■ EXERCISE INSTRUCTIONS
Return each line of the records holding the string "subjects".
START INPUT RECORDS
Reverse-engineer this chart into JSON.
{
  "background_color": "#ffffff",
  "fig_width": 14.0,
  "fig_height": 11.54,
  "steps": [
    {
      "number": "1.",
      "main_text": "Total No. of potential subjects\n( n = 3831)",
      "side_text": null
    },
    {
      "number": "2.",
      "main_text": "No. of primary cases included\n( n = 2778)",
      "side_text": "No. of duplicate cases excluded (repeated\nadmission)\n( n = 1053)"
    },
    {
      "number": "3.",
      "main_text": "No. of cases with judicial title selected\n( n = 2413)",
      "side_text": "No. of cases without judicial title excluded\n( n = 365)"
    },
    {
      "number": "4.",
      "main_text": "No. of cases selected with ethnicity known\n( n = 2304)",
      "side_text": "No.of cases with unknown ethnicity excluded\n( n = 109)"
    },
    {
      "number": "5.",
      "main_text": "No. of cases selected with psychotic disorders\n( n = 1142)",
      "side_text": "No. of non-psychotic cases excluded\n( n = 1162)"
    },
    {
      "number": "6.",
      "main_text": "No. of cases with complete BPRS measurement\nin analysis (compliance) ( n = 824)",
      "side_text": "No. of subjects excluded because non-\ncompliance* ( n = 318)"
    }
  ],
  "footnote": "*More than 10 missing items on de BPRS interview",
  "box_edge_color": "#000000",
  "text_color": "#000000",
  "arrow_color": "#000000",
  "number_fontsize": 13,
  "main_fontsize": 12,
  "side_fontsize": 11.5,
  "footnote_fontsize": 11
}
END INPUT RECORDS
■ CORRECT RESPONSE
      "main_text": "Total No. of potential subjects\n( n = 3831)",
      "side_text": "No. of subjects excluded because non-\ncompliance* ( n = 318)"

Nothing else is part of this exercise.